• [What the task asks]:
No pictures in the copy, please: retype all the records exactly.

(Material shown begins)

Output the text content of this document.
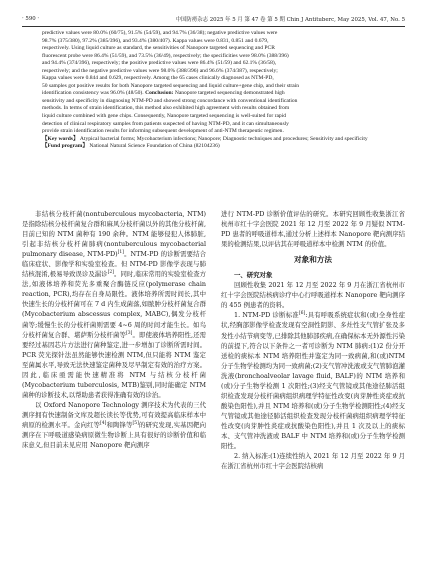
· 590 ·	中国防痨杂志 2025 年 5 月 第 47 卷 第 5 期 Chin J Antituberc, May 2025, Vol. 47, No. 5

predictive values were 80.0% (60/75), 91.5% (54/59), and 94.7% (36/38); negative predictive values were

98.7% (375/380), 97.2% (385/396), and 93.4% (380/407). Kappa values were 0.831, 0.851 and 0.679,

respectively. Using liquid culture as standard, the sensitivities of Nanopore targeted sequencing and PCR

fluorescent probe were 86.4% (51/59), and 73.5% (36/49), respectively; the specificities were 98.0% (388/396)

and 94.4% (374/396), respectively; the positive predictive values were 86.4% (51/59) and 62.1% (36/58),

respectively; and the negative predictive values were 98.0% (388/396) and 96.6% (374/387), respectively;

Kappa values were 0.844 and 0.629, respectively. Among the 65 cases clinically diagnosed as NTM-PD,

50 samples got positive results for both Nanopore targeted sequencing and liquid culture+gene chip, and their strain

identification consistency was 96.0% (48/50). Conclusion: Nanopore targeted sequencing demonstrated high

sensitivity and specificity in diagnosing NTM-PD and showed strong concordance with conventional identification

methods. In terms of strain identification, this method also exhibited high agreement with results obtained from

liquid culture combined with gene chips. Consequently, Nanopore targeted sequencing is well-suited for rapid

detection of clinical respiratory samples from patients suspected of having NTM-PD, and it can simultaneously

provide strain identification results for informing subsequent development of anti-NTM therapeutic regimen.

【Key words】 Atypical bacterial forms; Mycobacterium infections; Nanopore; Diagnostic techniques and procedures; Sensitivity and specificity

【Fund program】 National Natural Science Foundation of China (82104236)

非结核分枝杆菌(nontuberculous mycobacteria, NTM)是指除结核分枝杆菌复合群和麻风分枝杆菌以外的其他分枝杆菌,目前已知的 NTM 菌种有 190 余种。NTM 能够侵犯人体肺脏,引起非结核分枝杆菌肺病(nontuberculous mycobacterial pulmonary disease, NTM-PD)[1]。NTM-PD 的诊断需要结合临床症状、影像学和实验室检查。但 NTM-PD 影像学表现与肺结核混淆,极易导致误诊及漏诊[2]。同时,临床常用的实验室检查方法,如液体培养和荧光多重聚合酶链反应(polymerase chain reaction, PCR),均存在自身局限性。液体培养所需时间长,其中快速生长的分枝杆菌可在 7 d 内生成菌落,如脓肿分枝杆菌复合群(Mycobacterium abscessus complex, MABC),偶发分枝杆菌等;缓慢生长的分枝杆菌则需要 4~6 周的时间才能生长。如鸟分枝杆菌复合群、堪萨斯分枝杆菌等[3]。即使液体培养阳性,还需要经过基因芯片方法进行菌种鉴定,进一步增加了诊断所需时间。PCR 荧光探针法虽然能够快速检测 NTM,但只能将 NTM 鉴定至菌属水平,导致无法快速鉴定菌种及尽早制定有效的治疗方案。因此,临床亟需能快速精准将 NTM 与结核分枝杆菌(Mycobacterium tuberculosis, MTB)鉴别,同时能确定 NTM 菌种的诊断技术,以帮助患者获得准确有效的诊治。

以 Oxford Nanopore Technology 测序技术为代表的三代测序拥有快速制备文库及超长读长等优势,可有效提高临床样本中病原的检测水平。金向红等[4]和陶锋等[5]的研究发现,实基因靶向测序在下呼吸道感染病原微生物诊断上具有很好的诊断价值和临床意义,但目前未见应用 Nanopore 靶向测序

进行 NTM-PD 诊断价值评估的研究。本研究回顾性收集浙江省杭州市红十字会医院 2021 年 12 月至 2022 年 9 月疑似 NTM-PD 患者的呼吸道样本,通过分析上述样本 Nanopore 靶向测序结果的检测结果,以评估其在呼吸道样本中检测 NTM 的价值。

对象和方法

一、研究对象

回顾性收集 2021 年 12 月至 2022 年 9 月在浙江省杭州市红十字会医院结核病诊疗中心行呼吸道样本 Nanopore 靶向测序的 455 例患者的资料。

1. NTM-PD 诊断标准[6]:具有呼吸系统症状和(或)全身性症状,经胸部影像学检查发现有空洞性阴影、多灶性支气管扩张及多发性小结节病变等,已排除其他肺部疾病,在确保标本无外源性污染的前提下,符合以下条件之一者可诊断为 NTM 肺病:(1)2 份分开送检的痰标本 NTM 培养阳性并鉴定为同一致病菌,和(或)NTM 分子生物学检测均为同一致病菌;(2)支气管冲洗液或支气管肺泡灌洗液(bronchoalveolar lavage fluid, BALF)的 NTM 培养和(或)分子生物学检测 1 次阳性;(3)经支气管镜或其他途径肺活组织检查发现分枝杆菌病组织病理学特征性改变(肉芽肿性炎症或抗酸染色阳性),并且 NTM 培养和(或)分子生物学检测阳性;(4)经支气管镜或其他途径肺活组织检查发现分枝杆菌病组织病理学特征性改变(肉芽肿性炎症或抗酸染色阳性),并且 1 次及以上的痰标本、支气管冲洗液或 BALF 中 NTM 培养和(或)分子生物学检测阳性。

2. 纳入标准:(1)连续性纳入 2021 年 12 月至 2022 年 9 月在浙江省杭州市红十字会医院结核病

(Material shown ends)

• [Solution for this task]:
Output the text content of this document.
· 590 ·	中国防痨杂志 2025 年 5 月 第 47 卷 第 5 期 Chin J Antituberc, May 2025, Vol. 47, No. 5

predictive values were 80.0% (60/75), 91.5% (54/59), and 94.7% (36/38); negative predictive values were

98.7% (375/380), 97.2% (385/396), and 93.4% (380/407). Kappa values were 0.831, 0.851 and 0.679,

respectively. Using liquid culture as standard, the sensitivities of Nanopore targeted sequencing and PCR

fluorescent probe were 86.4% (51/59), and 73.5% (36/49), respectively; the specificities were 98.0% (388/396)

and 94.4% (374/396), respectively; the positive predictive values were 86.4% (51/59) and 62.1% (36/58),

respectively; and the negative predictive values were 98.0% (388/396) and 96.6% (374/387), respectively;

Kappa values were 0.844 and 0.629, respectively. Among the 65 cases clinically diagnosed as NTM-PD,

50 samples got positive results for both Nanopore targeted sequencing and liquid culture+gene chip, and their strain

identification consistency was 96.0% (48/50). Conclusion: Nanopore targeted sequencing demonstrated high

sensitivity and specificity in diagnosing NTM-PD and showed strong concordance with conventional identification

methods. In terms of strain identification, this method also exhibited high agreement with results obtained from

liquid culture combined with gene chips. Consequently, Nanopore targeted sequencing is well-suited for rapid

detection of clinical respiratory samples from patients suspected of having NTM-PD, and it can simultaneously

provide strain identification results for informing subsequent development of anti-NTM therapeutic regimen.

【Key words】 Atypical bacterial forms; Mycobacterium infections; Nanopore; Diagnostic techniques and procedures; Sensitivity and specificity

【Fund program】 National Natural Science Foundation of China (82104236)

非结核分枝杆菌(nontuberculous mycobacteria, NTM)是指除结核分枝杆菌复合群和麻风分枝杆菌以外的其他分枝杆菌,目前已知的 NTM 菌种有 190 余种。NTM 能够侵犯人体肺脏,引起非结核分枝杆菌肺病(nontuberculous mycobacterial pulmonary disease, NTM-PD)[1]。NTM-PD 的诊断需要结合临床症状、影像学和实验室检查。但 NTM-PD 影像学表现与肺结核混淆,极易导致误诊及漏诊[2]。同时,临床常用的实验室检查方法,如液体培养和荧光多重聚合酶链反应(polymerase chain reaction, PCR),均存在自身局限性。液体培养所需时间长,其中快速生长的分枝杆菌可在 7 d 内生成菌落,如脓肿分枝杆菌复合群(Mycobacterium abscessus complex, MABC),偶发分枝杆菌等;缓慢生长的分枝杆菌则需要 4~6 周的时间才能生长。如鸟分枝杆菌复合群、堪萨斯分枝杆菌等[3]。即使液体培养阳性,还需要经过基因芯片方法进行菌种鉴定,进一步增加了诊断所需时间。PCR 荧光探针法虽然能够快速检测 NTM,但只能将 NTM 鉴定至菌属水平,导致无法快速鉴定菌种及尽早制定有效的治疗方案。因此,临床亟需能快速精准将 NTM 与结核分枝杆菌(Mycobacterium tuberculosis, MTB)鉴别,同时能确定 NTM 菌种的诊断技术,以帮助患者获得准确有效的诊治。

以 Oxford Nanopore Technology 测序技术为代表的三代测序拥有快速制备文库及超长读长等优势,可有效提高临床样本中病原的检测水平。金向红等[4]和陶锋等[5]的研究发现,实基因靶向测序在下呼吸道感染病原微生物诊断上具有很好的诊断价值和临床意义,但目前未见应用 Nanopore 靶向测序

进行 NTM-PD 诊断价值评估的研究。本研究回顾性收集浙江省杭州市红十字会医院 2021 年 12 月至 2022 年 9 月疑似 NTM-PD 患者的呼吸道样本,通过分析上述样本 Nanopore 靶向测序结果的检测结果,以评估其在呼吸道样本中检测 NTM 的价值。

对象和方法

一、研究对象

回顾性收集 2021 年 12 月至 2022 年 9 月在浙江省杭州市红十字会医院结核病诊疗中心行呼吸道样本 Nanopore 靶向测序的 455 例患者的资料。

1. NTM-PD 诊断标准[6]:具有呼吸系统症状和(或)全身性症状,经胸部影像学检查发现有空洞性阴影、多灶性支气管扩张及多发性小结节病变等,已排除其他肺部疾病,在确保标本无外源性污染的前提下,符合以下条件之一者可诊断为 NTM 肺病:(1)2 份分开送检的痰标本 NTM 培养阳性并鉴定为同一致病菌,和(或)NTM 分子生物学检测均为同一致病菌;(2)支气管冲洗液或支气管肺泡灌洗液(bronchoalveolar lavage fluid, BALF)的 NTM 培养和(或)分子生物学检测 1 次阳性;(3)经支气管镜或其他途径肺活组织检查发现分枝杆菌病组织病理学特征性改变(肉芽肿性炎症或抗酸染色阳性),并且 NTM 培养和(或)分子生物学检测阳性;(4)经支气管镜或其他途径肺活组织检查发现分枝杆菌病组织病理学特征性改变(肉芽肿性炎症或抗酸染色阳性),并且 1 次及以上的痰标本、支气管冲洗液或 BALF 中 NTM 培养和(或)分子生物学检测阳性。

2. 纳入标准:(1)连续性纳入 2021 年 12 月至 2022 年 9 月在浙江省杭州市红十字会医院结核病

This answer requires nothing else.